• **EXERCISE**
Select all lines with the string "Daily" in them, and copy those lines.
--------------------------------------------------
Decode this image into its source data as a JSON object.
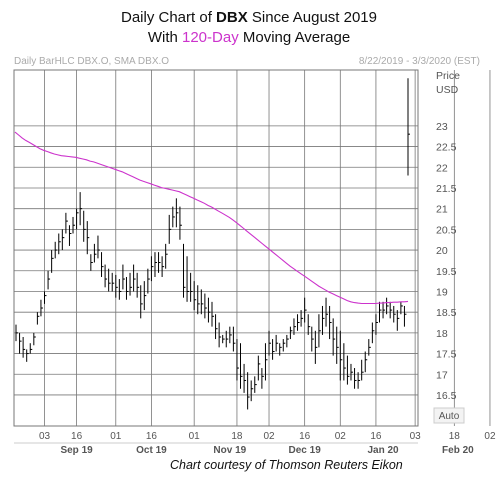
{
  "title": {
    "line1_prefix": "Daily Chart of ",
    "line1_ticker": "DBX",
    "line1_suffix": " Since August 2019",
    "line2_prefix": "With ",
    "line2_highlight": "120-Day",
    "line2_suffix": " Moving Average"
  },
  "header_left": "Daily BarHLC DBX.O, SMA DBX.O",
  "header_right": "8/22/2019 - 3/3/2020 (EST)",
  "axis_title": [
    "Price",
    "USD"
  ],
  "auto_label": "Auto",
  "credit": "Chart courtesy of Thomson Reuters Eikon",
  "colors": {
    "bars": "#000000",
    "sma": "#cc33cc",
    "grid": "#777777",
    "axis_text": "#555555",
    "header_text": "#aaaaaa",
    "highlight": "#cc33cc"
  },
  "chart_data": {
    "type": "line",
    "subtype": "ohlc-bar-with-sma",
    "ylim": [
      15.75,
      24.35
    ],
    "y_ticks": [
      16.5,
      17,
      17.5,
      18,
      18.5,
      19,
      19.5,
      20,
      20.5,
      21,
      21.5,
      22,
      22.5,
      23
    ],
    "y_tick_labels": [
      "16.5",
      "17",
      "17.5",
      "18",
      "18.5",
      "19",
      "19.5",
      "20",
      "20.5",
      "21",
      "21.5",
      "22",
      "22.5",
      "23"
    ],
    "x_day_ticks": [
      {
        "label": "03",
        "index": 8
      },
      {
        "label": "16",
        "index": 17
      },
      {
        "label": "01",
        "index": 28
      },
      {
        "label": "16",
        "index": 38
      },
      {
        "label": "01",
        "index": 50
      },
      {
        "label": "18",
        "index": 62
      },
      {
        "label": "02",
        "index": 71
      },
      {
        "label": "16",
        "index": 81
      },
      {
        "label": "02",
        "index": 91
      },
      {
        "label": "16",
        "index": 101
      },
      {
        "label": "03",
        "index": 112
      },
      {
        "label": "18",
        "index": 123
      },
      {
        "label": "02",
        "index": 133
      }
    ],
    "x_month_ticks": [
      {
        "label": "Sep 19",
        "index": 17
      },
      {
        "label": "Oct 19",
        "index": 38
      },
      {
        "label": "Nov 19",
        "index": 60
      },
      {
        "label": "Dec 19",
        "index": 81
      },
      {
        "label": "Jan 20",
        "index": 103
      },
      {
        "label": "Feb 20",
        "index": 124
      }
    ],
    "series": [
      {
        "name": "DBX.O",
        "kind": "bar-hlc",
        "high": [
          18.2,
          18.0,
          17.9,
          17.6,
          17.75,
          18.0,
          18.5,
          18.8,
          19.0,
          19.5,
          20.0,
          20.2,
          20.4,
          20.5,
          20.9,
          20.6,
          20.8,
          21.0,
          21.4,
          20.95,
          20.7,
          19.9,
          20.15,
          20.35,
          19.95,
          19.65,
          19.55,
          19.45,
          19.4,
          19.3,
          19.65,
          19.35,
          19.45,
          19.65,
          19.45,
          19.15,
          19.25,
          19.55,
          19.85,
          19.95,
          19.95,
          19.85,
          20.15,
          20.85,
          21.05,
          21.25,
          21.05,
          20.15,
          19.85,
          19.45,
          19.25,
          19.15,
          19.05,
          18.95,
          18.85,
          18.75,
          18.45,
          18.25,
          17.95,
          18.05,
          18.15,
          18.15,
          17.85,
          17.75,
          17.25,
          17.05,
          16.85,
          16.95,
          17.45,
          17.15,
          17.75,
          18.05,
          17.85,
          17.95,
          17.75,
          17.85,
          17.95,
          18.15,
          18.35,
          18.45,
          18.55,
          18.85,
          18.45,
          18.15,
          18.05,
          18.45,
          18.65,
          18.85,
          18.65,
          18.35,
          18.15,
          18.05,
          17.75,
          17.45,
          17.25,
          17.15,
          17.05,
          17.35,
          17.55,
          17.85,
          18.25,
          18.45,
          18.75,
          18.75,
          18.85,
          18.75,
          18.65,
          18.55,
          18.75,
          18.65,
          24.15
        ],
        "low": [
          17.8,
          17.5,
          17.4,
          17.3,
          17.5,
          17.7,
          18.2,
          18.4,
          18.7,
          19.05,
          19.45,
          19.8,
          19.9,
          20.0,
          20.4,
          20.1,
          20.4,
          20.5,
          20.6,
          20.2,
          19.9,
          19.5,
          19.7,
          19.8,
          19.35,
          19.1,
          19.0,
          19.0,
          18.85,
          18.8,
          19.05,
          18.8,
          18.9,
          19.0,
          18.85,
          18.35,
          18.55,
          18.95,
          19.25,
          19.35,
          19.45,
          19.35,
          19.55,
          20.15,
          20.55,
          20.55,
          20.25,
          18.85,
          18.75,
          18.75,
          18.55,
          18.45,
          18.45,
          18.35,
          18.25,
          18.15,
          17.85,
          17.65,
          17.75,
          17.65,
          17.75,
          17.55,
          16.85,
          16.65,
          16.55,
          16.15,
          16.35,
          16.55,
          16.85,
          16.65,
          16.85,
          17.45,
          17.35,
          17.55,
          17.45,
          17.55,
          17.65,
          17.85,
          17.95,
          18.05,
          18.15,
          18.25,
          17.95,
          17.55,
          17.25,
          17.65,
          17.95,
          18.15,
          17.85,
          17.45,
          17.25,
          16.85,
          16.85,
          16.75,
          16.85,
          16.65,
          16.65,
          16.85,
          17.05,
          17.45,
          17.75,
          17.95,
          18.25,
          18.35,
          18.45,
          18.35,
          18.25,
          18.05,
          18.45,
          18.15,
          21.8
        ],
        "close": [
          18.0,
          17.8,
          17.6,
          17.5,
          17.6,
          17.9,
          18.4,
          18.6,
          18.9,
          19.3,
          19.8,
          20.0,
          20.2,
          20.3,
          20.7,
          20.4,
          20.6,
          20.9,
          21.0,
          20.5,
          20.3,
          19.7,
          19.9,
          20.0,
          19.6,
          19.3,
          19.2,
          19.2,
          19.1,
          19.0,
          19.3,
          19.0,
          19.1,
          19.3,
          19.1,
          18.7,
          18.9,
          19.3,
          19.6,
          19.7,
          19.7,
          19.6,
          19.9,
          20.5,
          20.8,
          20.9,
          20.6,
          19.1,
          19.0,
          19.0,
          18.8,
          18.7,
          18.7,
          18.6,
          18.5,
          18.4,
          18.1,
          17.9,
          17.85,
          17.85,
          17.95,
          17.75,
          17.15,
          16.95,
          16.85,
          16.45,
          16.65,
          16.75,
          17.25,
          16.95,
          17.35,
          17.75,
          17.55,
          17.75,
          17.65,
          17.75,
          17.85,
          18.05,
          18.15,
          18.25,
          18.35,
          18.55,
          18.15,
          17.85,
          17.65,
          18.05,
          18.35,
          18.45,
          18.25,
          17.85,
          17.65,
          17.35,
          17.15,
          16.95,
          17.05,
          16.85,
          16.85,
          17.05,
          17.35,
          17.65,
          18.05,
          18.25,
          18.55,
          18.55,
          18.65,
          18.55,
          18.45,
          18.35,
          18.65,
          18.45,
          22.8
        ]
      },
      {
        "name": "SMA DBX.O",
        "kind": "line",
        "values": [
          22.85,
          22.78,
          22.71,
          22.65,
          22.6,
          22.55,
          22.5,
          22.45,
          22.41,
          22.38,
          22.35,
          22.32,
          22.3,
          22.28,
          22.27,
          22.26,
          22.25,
          22.24,
          22.22,
          22.2,
          22.18,
          22.15,
          22.13,
          22.1,
          22.07,
          22.04,
          22.01,
          21.98,
          21.95,
          21.92,
          21.89,
          21.85,
          21.81,
          21.77,
          21.73,
          21.69,
          21.66,
          21.63,
          21.6,
          21.57,
          21.54,
          21.51,
          21.49,
          21.47,
          21.45,
          21.43,
          21.41,
          21.37,
          21.33,
          21.29,
          21.25,
          21.21,
          21.17,
          21.13,
          21.08,
          21.04,
          20.99,
          20.94,
          20.89,
          20.84,
          20.79,
          20.73,
          20.66,
          20.59,
          20.52,
          20.45,
          20.38,
          20.31,
          20.24,
          20.17,
          20.1,
          20.03,
          19.96,
          19.89,
          19.82,
          19.75,
          19.68,
          19.61,
          19.55,
          19.49,
          19.43,
          19.37,
          19.31,
          19.25,
          19.19,
          19.13,
          19.08,
          19.03,
          18.98,
          18.94,
          18.9,
          18.86,
          18.82,
          18.78,
          18.75,
          18.73,
          18.72,
          18.71,
          18.71,
          18.71,
          18.71,
          18.71,
          18.72,
          18.72,
          18.73,
          18.73,
          18.74,
          18.74,
          18.75,
          18.75,
          18.76
        ]
      }
    ]
  }
}
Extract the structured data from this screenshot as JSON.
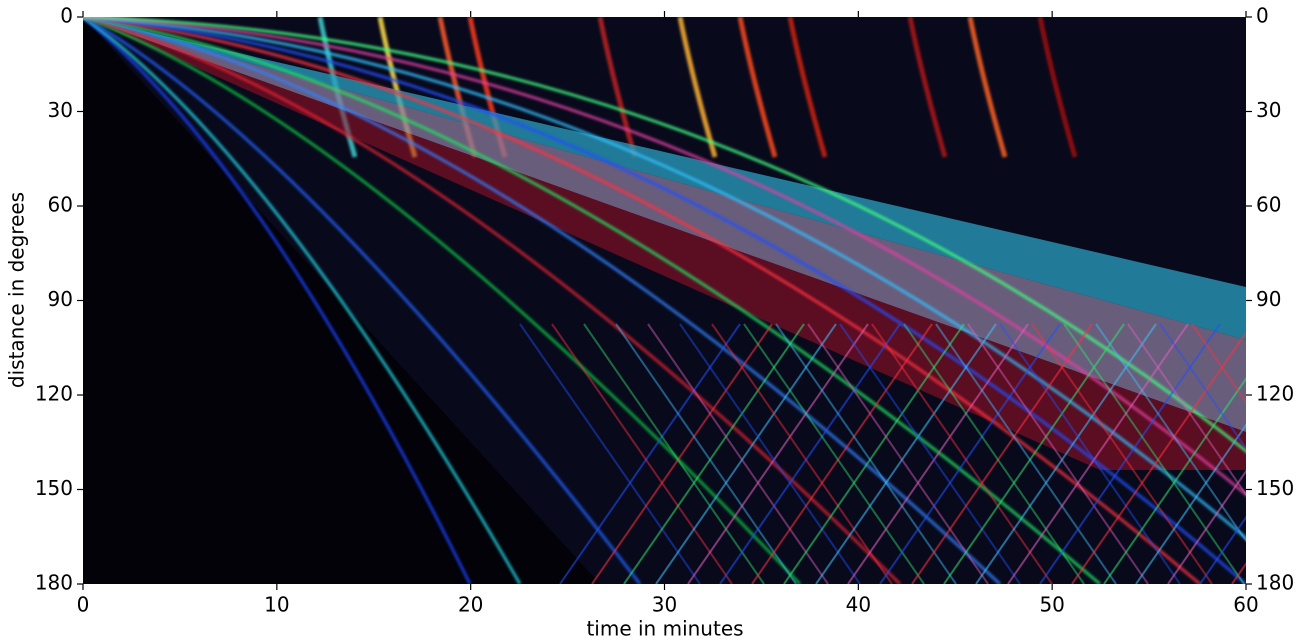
--------------------------------------------------
• **ANSWER TO THE PROBLEM**
    "line1_prefix": "Daily Chart of ",
  "header_left": "Daily BarHLC DBX.O, SMA DBX.O",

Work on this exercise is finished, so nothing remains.